=== GIVEN DATA ===

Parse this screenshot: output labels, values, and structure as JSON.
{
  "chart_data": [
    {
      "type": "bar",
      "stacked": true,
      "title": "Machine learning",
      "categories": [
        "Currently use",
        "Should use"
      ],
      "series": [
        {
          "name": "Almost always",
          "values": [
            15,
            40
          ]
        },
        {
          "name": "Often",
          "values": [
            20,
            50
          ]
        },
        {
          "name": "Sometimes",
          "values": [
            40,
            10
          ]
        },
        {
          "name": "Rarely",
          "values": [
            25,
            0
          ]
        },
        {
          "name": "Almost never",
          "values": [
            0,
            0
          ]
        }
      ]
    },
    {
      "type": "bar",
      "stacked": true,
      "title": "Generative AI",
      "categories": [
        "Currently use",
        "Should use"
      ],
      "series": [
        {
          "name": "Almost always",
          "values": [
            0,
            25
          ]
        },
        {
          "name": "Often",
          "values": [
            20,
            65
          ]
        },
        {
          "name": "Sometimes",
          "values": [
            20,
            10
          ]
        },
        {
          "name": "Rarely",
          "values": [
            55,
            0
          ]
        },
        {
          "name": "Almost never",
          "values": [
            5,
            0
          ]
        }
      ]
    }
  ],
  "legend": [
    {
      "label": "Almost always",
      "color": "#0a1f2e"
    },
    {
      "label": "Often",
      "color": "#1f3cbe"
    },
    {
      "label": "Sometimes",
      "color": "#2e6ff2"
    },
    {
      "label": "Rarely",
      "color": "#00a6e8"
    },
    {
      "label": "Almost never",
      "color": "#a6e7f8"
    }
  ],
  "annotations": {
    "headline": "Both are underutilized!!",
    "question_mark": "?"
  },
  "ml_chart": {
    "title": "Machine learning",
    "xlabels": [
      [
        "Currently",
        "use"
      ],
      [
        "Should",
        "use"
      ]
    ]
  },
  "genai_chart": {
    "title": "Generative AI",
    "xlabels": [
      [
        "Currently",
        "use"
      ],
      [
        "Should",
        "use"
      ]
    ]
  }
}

===
=== GIVEN DATA ===

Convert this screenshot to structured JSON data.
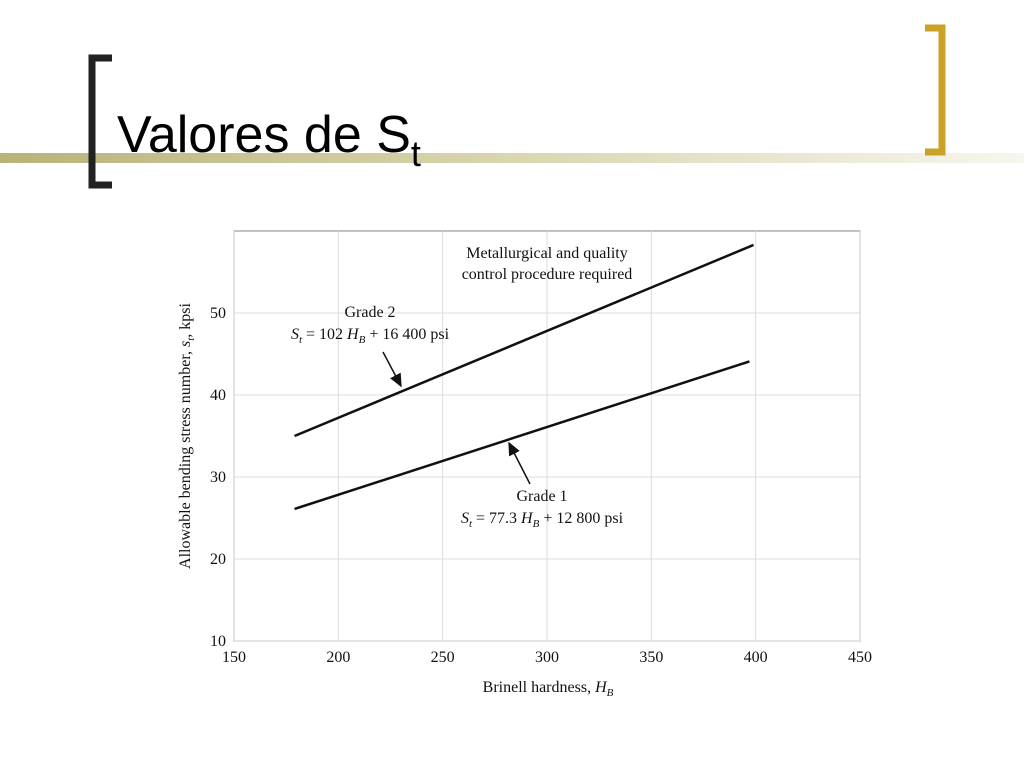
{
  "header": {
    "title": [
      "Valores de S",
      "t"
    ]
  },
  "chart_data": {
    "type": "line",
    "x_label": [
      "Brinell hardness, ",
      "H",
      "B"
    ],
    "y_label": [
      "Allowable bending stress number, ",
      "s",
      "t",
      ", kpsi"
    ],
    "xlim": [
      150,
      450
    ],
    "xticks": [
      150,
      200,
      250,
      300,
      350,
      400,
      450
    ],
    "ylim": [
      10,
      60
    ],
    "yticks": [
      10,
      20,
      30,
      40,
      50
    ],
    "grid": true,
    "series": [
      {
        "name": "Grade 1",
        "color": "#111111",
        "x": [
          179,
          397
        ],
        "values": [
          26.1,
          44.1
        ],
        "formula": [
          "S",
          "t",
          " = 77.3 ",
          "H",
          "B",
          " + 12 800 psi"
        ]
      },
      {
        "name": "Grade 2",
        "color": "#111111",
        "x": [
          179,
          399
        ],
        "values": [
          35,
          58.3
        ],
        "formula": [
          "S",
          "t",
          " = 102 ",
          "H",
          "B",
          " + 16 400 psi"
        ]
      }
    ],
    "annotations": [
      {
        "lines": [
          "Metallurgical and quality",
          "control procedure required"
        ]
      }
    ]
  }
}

===
=== GIVEN DATA ===

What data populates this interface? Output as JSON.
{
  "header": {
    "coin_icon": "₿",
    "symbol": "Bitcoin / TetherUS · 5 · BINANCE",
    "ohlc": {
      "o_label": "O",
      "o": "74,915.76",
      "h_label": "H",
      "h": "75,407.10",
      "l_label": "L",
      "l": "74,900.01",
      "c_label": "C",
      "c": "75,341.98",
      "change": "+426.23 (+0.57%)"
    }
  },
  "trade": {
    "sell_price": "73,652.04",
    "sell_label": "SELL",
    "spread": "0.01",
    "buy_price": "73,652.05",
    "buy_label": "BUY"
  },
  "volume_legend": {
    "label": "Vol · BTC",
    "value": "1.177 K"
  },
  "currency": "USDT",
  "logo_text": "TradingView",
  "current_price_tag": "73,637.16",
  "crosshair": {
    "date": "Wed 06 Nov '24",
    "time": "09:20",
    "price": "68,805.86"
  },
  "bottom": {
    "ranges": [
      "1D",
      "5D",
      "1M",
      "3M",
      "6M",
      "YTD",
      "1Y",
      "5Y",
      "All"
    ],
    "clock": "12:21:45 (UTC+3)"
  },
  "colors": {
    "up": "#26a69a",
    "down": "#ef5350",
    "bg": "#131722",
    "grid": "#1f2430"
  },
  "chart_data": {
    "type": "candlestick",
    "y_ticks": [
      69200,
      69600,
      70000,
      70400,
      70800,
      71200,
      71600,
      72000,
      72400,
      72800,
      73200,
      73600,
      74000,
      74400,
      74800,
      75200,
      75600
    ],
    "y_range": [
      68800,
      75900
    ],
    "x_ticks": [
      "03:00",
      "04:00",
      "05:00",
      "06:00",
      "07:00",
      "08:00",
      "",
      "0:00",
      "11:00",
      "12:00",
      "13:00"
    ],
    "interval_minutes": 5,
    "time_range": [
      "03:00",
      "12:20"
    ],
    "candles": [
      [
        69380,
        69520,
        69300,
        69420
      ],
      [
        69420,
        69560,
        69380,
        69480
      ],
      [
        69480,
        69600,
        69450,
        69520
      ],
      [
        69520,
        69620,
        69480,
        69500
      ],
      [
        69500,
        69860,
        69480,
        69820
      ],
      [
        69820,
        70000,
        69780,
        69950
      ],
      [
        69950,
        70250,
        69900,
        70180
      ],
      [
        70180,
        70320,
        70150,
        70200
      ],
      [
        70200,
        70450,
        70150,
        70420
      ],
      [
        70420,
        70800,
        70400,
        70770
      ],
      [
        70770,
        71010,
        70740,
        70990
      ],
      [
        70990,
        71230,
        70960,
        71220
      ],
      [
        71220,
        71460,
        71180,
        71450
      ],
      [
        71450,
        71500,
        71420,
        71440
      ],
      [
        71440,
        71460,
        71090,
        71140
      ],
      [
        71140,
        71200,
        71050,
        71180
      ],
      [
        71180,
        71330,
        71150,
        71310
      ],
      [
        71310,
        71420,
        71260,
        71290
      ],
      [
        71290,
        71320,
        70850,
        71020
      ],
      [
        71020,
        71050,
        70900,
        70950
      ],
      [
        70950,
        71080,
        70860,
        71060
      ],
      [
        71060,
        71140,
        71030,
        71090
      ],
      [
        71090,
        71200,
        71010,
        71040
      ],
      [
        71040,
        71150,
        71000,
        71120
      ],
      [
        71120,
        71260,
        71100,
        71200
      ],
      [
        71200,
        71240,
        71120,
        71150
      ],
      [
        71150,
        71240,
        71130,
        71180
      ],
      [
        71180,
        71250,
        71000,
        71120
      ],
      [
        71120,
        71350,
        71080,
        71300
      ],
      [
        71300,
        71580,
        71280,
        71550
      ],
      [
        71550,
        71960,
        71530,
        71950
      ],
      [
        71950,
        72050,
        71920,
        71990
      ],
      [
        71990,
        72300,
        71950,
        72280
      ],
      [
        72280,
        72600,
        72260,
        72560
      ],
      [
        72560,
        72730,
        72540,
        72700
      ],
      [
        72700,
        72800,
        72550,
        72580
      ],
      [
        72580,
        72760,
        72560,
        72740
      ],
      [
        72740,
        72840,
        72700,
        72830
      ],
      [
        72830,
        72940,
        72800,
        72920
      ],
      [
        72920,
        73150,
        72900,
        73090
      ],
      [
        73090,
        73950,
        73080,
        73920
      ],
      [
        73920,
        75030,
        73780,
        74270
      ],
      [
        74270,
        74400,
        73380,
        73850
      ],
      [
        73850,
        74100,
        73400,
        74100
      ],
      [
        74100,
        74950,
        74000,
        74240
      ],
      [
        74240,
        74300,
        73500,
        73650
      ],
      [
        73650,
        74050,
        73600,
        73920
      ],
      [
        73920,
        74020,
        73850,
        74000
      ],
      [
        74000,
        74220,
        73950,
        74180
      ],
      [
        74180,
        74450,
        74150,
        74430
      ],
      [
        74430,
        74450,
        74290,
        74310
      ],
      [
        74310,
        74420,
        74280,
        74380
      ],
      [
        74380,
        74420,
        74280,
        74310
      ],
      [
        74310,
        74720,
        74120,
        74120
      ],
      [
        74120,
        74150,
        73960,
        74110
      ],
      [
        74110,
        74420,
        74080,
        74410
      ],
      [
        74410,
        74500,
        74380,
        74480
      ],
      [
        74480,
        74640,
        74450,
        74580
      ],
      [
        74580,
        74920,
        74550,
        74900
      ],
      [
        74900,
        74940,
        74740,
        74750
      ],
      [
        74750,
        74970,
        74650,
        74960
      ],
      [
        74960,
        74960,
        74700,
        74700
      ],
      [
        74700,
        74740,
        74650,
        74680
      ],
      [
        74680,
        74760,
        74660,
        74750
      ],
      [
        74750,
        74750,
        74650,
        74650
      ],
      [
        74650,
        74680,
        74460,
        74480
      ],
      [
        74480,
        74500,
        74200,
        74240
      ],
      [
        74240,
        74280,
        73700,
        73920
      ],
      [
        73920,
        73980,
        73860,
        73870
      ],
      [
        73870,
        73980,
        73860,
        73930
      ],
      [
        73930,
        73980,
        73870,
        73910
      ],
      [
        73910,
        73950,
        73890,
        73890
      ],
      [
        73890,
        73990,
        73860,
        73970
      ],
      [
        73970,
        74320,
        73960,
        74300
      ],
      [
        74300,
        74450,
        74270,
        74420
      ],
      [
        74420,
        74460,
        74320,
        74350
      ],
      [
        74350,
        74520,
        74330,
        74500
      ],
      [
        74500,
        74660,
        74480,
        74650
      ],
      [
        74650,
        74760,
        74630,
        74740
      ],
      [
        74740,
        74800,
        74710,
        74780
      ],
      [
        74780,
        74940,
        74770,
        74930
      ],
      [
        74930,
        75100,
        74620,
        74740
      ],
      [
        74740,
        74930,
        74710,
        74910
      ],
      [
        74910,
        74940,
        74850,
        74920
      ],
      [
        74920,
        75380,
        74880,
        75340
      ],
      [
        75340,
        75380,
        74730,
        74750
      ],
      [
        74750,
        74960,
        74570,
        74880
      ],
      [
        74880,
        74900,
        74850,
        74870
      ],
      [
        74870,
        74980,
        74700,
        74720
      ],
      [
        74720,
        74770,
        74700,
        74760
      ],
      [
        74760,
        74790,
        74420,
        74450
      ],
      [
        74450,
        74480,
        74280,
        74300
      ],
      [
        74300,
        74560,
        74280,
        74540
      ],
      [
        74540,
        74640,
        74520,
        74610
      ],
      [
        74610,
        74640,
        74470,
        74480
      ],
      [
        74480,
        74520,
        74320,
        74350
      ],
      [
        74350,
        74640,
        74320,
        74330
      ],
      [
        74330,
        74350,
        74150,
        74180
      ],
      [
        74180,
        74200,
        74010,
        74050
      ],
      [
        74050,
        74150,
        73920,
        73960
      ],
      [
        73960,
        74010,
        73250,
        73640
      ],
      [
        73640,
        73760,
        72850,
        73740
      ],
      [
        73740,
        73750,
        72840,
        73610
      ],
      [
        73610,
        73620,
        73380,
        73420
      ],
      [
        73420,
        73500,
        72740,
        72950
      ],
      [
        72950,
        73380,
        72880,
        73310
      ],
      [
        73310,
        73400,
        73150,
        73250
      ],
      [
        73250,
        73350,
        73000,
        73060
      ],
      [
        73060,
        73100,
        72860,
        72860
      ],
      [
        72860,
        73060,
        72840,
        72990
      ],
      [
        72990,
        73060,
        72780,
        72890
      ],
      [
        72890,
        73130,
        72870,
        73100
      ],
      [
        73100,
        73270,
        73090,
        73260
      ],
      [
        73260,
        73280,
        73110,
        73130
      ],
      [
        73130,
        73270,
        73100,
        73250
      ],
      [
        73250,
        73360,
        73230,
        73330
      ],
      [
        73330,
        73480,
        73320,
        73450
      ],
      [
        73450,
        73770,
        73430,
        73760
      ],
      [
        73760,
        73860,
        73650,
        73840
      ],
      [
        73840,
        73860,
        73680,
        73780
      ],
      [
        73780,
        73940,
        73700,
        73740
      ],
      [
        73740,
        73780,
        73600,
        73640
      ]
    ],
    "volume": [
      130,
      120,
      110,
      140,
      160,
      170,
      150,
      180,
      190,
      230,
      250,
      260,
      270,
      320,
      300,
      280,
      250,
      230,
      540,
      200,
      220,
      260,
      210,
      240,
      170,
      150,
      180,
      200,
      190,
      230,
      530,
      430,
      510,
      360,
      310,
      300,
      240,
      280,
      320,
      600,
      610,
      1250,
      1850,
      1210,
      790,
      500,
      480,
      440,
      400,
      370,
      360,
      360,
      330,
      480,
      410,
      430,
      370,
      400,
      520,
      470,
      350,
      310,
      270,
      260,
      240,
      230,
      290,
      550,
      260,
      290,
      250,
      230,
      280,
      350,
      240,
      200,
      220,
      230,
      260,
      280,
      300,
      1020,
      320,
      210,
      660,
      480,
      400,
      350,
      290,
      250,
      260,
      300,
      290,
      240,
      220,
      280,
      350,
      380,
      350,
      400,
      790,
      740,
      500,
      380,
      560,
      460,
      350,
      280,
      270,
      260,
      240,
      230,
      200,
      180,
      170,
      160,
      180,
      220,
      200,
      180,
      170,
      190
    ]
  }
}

===

• TASK DETAILS
Using the listing above, pull out all lines that hold the word "this".

• THE OUTPUT
Parse this screenshot: output labels, values, and structure as JSON.
Convert this screenshot to structured JSON data.
What data populates this interface? Output as JSON.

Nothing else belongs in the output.